## Element and region listings
-- BEGIN --

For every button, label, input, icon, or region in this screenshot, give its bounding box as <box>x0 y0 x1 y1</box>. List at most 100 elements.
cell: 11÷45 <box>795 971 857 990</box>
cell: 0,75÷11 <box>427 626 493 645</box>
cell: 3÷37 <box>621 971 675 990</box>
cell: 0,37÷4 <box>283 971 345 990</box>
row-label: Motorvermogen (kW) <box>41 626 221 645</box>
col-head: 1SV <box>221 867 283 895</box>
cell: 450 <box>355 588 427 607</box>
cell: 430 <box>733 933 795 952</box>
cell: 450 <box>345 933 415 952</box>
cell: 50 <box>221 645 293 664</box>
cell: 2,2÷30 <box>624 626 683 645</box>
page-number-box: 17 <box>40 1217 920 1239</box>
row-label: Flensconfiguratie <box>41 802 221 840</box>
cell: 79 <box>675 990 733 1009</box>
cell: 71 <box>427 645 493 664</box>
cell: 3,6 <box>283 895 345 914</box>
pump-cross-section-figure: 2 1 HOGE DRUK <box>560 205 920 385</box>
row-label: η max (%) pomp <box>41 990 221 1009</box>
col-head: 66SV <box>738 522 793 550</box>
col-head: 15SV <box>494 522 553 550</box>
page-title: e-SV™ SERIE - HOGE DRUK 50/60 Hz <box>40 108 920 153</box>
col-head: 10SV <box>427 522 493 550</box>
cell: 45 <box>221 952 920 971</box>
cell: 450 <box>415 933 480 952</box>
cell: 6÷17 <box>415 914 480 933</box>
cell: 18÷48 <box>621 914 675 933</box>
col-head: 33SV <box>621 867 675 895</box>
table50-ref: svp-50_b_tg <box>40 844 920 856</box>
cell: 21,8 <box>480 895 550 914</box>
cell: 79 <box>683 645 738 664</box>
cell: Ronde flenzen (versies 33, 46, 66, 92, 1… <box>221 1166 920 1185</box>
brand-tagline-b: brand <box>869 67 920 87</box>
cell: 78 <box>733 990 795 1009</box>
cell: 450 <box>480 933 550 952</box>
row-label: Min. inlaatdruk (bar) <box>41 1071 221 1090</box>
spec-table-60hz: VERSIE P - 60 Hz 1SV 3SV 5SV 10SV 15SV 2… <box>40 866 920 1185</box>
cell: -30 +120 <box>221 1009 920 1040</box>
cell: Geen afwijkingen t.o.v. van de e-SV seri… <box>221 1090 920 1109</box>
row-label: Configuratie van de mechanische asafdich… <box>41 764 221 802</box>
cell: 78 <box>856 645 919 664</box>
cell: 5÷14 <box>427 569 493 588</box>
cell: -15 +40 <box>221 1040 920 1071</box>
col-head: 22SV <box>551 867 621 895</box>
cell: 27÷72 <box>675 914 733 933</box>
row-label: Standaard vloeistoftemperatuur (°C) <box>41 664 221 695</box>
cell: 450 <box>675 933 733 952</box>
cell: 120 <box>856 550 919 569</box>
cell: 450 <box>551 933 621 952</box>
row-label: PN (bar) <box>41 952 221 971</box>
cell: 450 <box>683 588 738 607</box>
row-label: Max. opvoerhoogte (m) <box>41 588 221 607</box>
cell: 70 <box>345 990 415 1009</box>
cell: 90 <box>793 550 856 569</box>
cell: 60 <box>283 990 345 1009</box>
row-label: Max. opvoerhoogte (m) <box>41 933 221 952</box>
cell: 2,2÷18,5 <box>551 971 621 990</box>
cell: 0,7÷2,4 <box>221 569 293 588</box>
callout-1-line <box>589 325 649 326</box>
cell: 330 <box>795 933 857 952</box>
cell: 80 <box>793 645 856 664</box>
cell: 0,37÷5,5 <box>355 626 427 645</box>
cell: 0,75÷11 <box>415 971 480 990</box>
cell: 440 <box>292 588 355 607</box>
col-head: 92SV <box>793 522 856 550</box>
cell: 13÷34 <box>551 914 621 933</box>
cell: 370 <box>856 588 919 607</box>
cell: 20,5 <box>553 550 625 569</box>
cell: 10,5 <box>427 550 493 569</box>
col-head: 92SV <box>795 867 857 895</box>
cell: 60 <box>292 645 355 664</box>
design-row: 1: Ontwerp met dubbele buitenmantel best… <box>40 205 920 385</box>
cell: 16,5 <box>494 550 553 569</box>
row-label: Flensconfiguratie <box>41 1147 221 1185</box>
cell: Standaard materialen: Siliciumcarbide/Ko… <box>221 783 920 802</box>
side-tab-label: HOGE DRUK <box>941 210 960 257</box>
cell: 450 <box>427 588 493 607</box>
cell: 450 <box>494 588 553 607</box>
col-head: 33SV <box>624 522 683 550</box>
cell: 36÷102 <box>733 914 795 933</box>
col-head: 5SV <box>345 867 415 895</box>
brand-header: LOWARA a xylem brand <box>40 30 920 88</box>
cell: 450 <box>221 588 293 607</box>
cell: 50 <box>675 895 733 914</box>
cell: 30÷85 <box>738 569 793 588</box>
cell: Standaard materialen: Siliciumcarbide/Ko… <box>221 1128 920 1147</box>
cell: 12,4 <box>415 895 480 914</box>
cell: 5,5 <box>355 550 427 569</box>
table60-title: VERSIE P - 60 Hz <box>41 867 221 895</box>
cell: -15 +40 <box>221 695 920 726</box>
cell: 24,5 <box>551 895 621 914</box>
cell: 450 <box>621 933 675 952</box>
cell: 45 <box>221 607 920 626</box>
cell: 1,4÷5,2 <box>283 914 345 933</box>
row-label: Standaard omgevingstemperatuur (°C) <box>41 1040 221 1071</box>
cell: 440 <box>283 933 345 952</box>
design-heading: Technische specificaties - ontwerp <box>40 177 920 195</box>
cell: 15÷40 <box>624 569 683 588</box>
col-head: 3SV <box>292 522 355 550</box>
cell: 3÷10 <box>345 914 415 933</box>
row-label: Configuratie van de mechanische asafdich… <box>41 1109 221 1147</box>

-- END --

## Exercise details
Starting at the beginning of the items and ending with the line that contains "row-label: η max", write those lines again, swapping "row-label" for "row-heading" and keeping everything else unchanged.

## Answer for this exercise
For every button, label, input, icon, or region in this screenshot, give its bounding box as <box>x0 y0 x1 y1</box>. List at most 100 elements.
cell: 11÷45 <box>795 971 857 990</box>
cell: 0,75÷11 <box>427 626 493 645</box>
cell: 3÷37 <box>621 971 675 990</box>
cell: 0,37÷4 <box>283 971 345 990</box>
row-heading: Motorvermogen (kW) <box>41 626 221 645</box>
col-head: 1SV <box>221 867 283 895</box>
cell: 450 <box>355 588 427 607</box>
cell: 430 <box>733 933 795 952</box>
cell: 450 <box>345 933 415 952</box>
cell: 50 <box>221 645 293 664</box>
cell: 2,2÷30 <box>624 626 683 645</box>
page-number-box: 17 <box>40 1217 920 1239</box>
row-heading: Flensconfiguratie <box>41 802 221 840</box>
cell: 79 <box>675 990 733 1009</box>
cell: 71 <box>427 645 493 664</box>
cell: 3,6 <box>283 895 345 914</box>
pump-cross-section-figure: 2 1 HOGE DRUK <box>560 205 920 385</box>
row-heading: η max (%) pomp <box>41 990 221 1009</box>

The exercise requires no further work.